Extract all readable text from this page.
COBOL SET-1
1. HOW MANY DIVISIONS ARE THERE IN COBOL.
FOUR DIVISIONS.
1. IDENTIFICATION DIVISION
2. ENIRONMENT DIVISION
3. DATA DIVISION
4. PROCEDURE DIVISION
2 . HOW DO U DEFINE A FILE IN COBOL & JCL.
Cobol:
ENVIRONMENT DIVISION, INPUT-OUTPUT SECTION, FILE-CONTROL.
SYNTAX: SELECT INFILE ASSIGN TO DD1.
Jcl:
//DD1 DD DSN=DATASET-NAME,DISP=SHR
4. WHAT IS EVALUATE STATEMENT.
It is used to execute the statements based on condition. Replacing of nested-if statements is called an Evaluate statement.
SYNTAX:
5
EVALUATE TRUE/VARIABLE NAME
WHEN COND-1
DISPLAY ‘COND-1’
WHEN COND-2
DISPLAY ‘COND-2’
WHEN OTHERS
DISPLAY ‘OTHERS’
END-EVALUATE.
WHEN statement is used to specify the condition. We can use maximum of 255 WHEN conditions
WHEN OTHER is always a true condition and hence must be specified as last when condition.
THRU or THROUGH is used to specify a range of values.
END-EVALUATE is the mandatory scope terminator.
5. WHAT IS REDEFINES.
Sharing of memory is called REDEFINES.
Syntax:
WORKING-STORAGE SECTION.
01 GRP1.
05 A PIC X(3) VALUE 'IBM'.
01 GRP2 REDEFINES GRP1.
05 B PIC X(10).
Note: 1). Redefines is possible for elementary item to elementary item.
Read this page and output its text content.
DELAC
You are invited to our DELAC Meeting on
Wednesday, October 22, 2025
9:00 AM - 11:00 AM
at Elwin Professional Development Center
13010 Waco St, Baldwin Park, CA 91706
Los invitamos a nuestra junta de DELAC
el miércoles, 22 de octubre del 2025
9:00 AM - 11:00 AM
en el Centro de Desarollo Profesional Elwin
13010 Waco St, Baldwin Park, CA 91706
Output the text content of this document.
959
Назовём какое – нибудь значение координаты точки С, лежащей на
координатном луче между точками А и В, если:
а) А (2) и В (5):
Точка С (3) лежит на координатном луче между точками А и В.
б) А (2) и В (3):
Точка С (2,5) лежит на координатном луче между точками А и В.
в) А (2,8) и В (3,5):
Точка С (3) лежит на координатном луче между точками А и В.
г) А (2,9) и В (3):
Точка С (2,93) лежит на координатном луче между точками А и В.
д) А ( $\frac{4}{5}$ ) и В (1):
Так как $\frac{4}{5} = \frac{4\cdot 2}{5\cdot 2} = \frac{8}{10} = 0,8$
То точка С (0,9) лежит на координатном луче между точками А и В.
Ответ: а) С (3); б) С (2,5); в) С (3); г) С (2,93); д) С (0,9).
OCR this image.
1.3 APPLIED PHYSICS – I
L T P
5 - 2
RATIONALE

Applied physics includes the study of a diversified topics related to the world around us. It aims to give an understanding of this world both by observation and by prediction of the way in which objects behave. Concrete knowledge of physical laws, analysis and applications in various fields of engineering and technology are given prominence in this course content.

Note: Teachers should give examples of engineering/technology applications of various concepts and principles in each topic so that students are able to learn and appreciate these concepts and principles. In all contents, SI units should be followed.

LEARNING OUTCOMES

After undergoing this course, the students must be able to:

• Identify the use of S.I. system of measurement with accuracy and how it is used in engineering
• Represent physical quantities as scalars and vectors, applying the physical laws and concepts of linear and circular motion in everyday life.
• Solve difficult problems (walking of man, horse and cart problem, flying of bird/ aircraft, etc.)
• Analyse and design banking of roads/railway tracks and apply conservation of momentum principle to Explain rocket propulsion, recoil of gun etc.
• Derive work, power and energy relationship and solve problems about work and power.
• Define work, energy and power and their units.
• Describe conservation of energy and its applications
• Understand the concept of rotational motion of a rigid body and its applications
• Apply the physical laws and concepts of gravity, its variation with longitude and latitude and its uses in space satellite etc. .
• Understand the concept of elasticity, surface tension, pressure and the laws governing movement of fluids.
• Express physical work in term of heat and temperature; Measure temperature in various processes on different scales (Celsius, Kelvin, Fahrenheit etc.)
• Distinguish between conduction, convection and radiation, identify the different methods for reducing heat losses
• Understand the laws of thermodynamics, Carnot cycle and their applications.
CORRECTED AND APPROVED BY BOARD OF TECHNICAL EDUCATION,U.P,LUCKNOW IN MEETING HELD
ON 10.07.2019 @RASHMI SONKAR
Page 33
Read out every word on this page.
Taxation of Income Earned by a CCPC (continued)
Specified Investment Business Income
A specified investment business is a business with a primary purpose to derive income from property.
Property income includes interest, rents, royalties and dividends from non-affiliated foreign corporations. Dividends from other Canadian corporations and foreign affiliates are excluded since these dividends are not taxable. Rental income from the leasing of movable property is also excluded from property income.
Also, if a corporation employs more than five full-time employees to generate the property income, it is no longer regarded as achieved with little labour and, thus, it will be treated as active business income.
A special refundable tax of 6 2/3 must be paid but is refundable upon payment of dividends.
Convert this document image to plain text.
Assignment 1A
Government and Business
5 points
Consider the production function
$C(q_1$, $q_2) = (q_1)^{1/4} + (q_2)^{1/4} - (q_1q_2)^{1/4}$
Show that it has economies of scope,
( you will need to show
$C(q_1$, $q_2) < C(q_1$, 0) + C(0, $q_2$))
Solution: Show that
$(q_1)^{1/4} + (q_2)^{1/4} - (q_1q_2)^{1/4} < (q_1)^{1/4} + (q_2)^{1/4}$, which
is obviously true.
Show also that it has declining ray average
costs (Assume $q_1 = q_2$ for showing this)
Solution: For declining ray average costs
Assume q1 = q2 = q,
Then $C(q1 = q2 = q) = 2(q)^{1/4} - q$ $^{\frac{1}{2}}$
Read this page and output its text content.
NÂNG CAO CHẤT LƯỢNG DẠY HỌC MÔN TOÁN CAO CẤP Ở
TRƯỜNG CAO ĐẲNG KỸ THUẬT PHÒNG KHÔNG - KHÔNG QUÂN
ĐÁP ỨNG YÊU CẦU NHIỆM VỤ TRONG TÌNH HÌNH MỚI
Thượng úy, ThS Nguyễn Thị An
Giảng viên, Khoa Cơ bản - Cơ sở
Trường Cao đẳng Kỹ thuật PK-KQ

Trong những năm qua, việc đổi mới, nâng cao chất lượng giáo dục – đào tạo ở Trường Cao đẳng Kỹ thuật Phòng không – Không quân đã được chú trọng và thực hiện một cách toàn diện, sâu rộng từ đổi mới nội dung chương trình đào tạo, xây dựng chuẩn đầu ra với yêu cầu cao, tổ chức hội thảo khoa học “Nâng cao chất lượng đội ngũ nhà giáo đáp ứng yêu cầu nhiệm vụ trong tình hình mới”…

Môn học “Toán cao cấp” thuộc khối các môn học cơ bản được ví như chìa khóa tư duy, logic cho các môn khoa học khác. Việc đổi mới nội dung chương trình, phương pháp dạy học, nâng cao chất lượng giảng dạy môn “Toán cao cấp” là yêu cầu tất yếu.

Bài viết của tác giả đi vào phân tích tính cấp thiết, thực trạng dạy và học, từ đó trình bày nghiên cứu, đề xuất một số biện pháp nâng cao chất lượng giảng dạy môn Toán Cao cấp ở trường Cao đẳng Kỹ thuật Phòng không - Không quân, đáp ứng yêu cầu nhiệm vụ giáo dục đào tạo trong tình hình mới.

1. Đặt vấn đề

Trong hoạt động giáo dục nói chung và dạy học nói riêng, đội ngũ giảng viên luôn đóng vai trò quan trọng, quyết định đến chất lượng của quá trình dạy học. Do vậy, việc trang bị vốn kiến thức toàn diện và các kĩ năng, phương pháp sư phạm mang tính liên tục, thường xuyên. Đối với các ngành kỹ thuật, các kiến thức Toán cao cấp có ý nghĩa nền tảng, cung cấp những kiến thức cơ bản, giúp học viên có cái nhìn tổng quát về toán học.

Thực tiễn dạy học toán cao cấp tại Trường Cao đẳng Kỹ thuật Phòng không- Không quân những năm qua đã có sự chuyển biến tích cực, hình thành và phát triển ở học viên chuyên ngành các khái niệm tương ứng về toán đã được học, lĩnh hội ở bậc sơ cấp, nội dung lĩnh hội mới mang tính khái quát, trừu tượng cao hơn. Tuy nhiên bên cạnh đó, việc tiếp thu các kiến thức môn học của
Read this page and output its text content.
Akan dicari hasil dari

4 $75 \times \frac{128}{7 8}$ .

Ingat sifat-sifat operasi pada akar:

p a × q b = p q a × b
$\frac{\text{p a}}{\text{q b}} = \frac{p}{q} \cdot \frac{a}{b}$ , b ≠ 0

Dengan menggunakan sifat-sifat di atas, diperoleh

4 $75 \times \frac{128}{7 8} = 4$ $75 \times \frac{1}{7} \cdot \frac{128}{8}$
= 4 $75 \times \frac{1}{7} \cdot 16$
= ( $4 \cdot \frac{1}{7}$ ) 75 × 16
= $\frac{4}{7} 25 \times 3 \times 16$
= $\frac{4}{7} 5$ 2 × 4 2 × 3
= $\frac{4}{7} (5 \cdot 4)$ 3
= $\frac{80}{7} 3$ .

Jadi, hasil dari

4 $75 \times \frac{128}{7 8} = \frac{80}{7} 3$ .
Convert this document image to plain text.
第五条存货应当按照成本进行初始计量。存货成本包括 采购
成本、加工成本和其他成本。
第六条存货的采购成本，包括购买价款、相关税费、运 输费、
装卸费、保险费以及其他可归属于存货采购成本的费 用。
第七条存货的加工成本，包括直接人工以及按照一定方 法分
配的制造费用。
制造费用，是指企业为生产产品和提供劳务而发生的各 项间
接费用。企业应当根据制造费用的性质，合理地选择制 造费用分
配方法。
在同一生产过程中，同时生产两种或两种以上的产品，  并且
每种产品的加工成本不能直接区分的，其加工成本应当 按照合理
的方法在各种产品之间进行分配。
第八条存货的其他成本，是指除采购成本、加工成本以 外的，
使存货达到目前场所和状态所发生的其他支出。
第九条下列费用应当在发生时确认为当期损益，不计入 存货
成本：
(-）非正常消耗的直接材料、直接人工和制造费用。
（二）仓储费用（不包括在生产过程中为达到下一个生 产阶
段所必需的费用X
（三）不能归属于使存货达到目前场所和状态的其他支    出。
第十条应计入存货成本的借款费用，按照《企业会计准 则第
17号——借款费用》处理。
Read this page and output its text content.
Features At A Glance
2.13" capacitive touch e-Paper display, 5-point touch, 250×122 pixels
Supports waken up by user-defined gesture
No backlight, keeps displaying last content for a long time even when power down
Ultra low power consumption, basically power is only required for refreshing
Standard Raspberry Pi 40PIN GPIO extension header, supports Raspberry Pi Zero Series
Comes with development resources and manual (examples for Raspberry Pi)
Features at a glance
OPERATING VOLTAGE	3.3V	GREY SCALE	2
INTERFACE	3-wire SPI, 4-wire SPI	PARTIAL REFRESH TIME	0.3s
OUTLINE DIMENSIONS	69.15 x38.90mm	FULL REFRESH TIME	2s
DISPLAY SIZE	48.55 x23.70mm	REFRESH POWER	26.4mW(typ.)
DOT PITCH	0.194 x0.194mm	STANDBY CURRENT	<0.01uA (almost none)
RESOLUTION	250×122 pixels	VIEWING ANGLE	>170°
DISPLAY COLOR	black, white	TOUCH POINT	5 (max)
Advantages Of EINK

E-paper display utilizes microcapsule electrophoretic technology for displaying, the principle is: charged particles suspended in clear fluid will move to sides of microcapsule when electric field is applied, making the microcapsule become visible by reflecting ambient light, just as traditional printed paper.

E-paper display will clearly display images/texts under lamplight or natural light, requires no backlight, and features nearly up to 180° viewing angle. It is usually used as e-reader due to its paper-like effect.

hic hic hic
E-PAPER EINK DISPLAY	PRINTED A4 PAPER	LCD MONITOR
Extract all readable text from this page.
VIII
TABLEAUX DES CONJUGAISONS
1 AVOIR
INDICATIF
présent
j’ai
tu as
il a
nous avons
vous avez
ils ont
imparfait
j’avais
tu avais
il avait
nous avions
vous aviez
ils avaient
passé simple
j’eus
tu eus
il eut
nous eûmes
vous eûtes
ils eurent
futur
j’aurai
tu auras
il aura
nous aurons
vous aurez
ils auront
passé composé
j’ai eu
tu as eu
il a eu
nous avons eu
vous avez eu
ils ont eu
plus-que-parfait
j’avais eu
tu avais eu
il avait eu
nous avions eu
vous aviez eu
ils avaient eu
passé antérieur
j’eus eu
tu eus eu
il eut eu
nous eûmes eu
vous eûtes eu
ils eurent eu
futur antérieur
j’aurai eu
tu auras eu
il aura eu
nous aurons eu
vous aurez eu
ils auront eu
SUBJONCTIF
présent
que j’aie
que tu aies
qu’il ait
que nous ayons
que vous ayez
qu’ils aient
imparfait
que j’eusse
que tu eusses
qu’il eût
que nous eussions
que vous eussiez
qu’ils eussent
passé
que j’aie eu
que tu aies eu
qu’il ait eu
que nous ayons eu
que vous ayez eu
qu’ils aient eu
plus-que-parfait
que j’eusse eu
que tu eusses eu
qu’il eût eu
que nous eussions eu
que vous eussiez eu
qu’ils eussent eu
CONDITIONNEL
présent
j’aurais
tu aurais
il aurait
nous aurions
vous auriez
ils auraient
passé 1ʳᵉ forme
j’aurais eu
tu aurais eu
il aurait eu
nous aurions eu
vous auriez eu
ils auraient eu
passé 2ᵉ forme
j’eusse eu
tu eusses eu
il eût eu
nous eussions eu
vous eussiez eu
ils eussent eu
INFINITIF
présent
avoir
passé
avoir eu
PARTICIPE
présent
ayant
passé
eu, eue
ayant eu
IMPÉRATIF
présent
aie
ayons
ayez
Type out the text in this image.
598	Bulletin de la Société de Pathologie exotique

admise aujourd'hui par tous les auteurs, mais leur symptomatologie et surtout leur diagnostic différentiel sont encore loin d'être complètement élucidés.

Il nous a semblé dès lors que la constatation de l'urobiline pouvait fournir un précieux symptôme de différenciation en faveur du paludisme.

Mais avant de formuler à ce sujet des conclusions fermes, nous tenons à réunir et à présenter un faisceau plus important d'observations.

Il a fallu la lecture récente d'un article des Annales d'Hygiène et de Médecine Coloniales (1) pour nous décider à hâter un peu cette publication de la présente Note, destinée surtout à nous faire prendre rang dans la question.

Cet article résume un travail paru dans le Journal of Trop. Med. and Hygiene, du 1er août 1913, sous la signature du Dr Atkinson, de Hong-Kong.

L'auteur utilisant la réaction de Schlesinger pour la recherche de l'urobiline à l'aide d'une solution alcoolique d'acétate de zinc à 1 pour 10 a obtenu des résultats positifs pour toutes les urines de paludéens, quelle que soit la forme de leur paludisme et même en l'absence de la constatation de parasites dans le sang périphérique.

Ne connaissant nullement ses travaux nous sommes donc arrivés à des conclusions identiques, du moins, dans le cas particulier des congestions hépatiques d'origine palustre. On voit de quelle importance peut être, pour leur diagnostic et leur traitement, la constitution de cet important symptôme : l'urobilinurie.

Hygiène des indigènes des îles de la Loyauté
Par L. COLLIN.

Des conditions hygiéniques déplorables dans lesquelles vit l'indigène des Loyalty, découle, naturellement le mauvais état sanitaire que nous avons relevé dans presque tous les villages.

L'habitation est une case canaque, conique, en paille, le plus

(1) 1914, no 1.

§

**DIRECTIONS FOR THIS TASK**.
Only lines that contain the word "specify" are wanted; copy each of them.

**OUTPUT BELOW**.
WHEN statement is used to specify the condition. We can use maximum of 255 WHEN conditions
THRU or THROUGH is used to specify a range of values.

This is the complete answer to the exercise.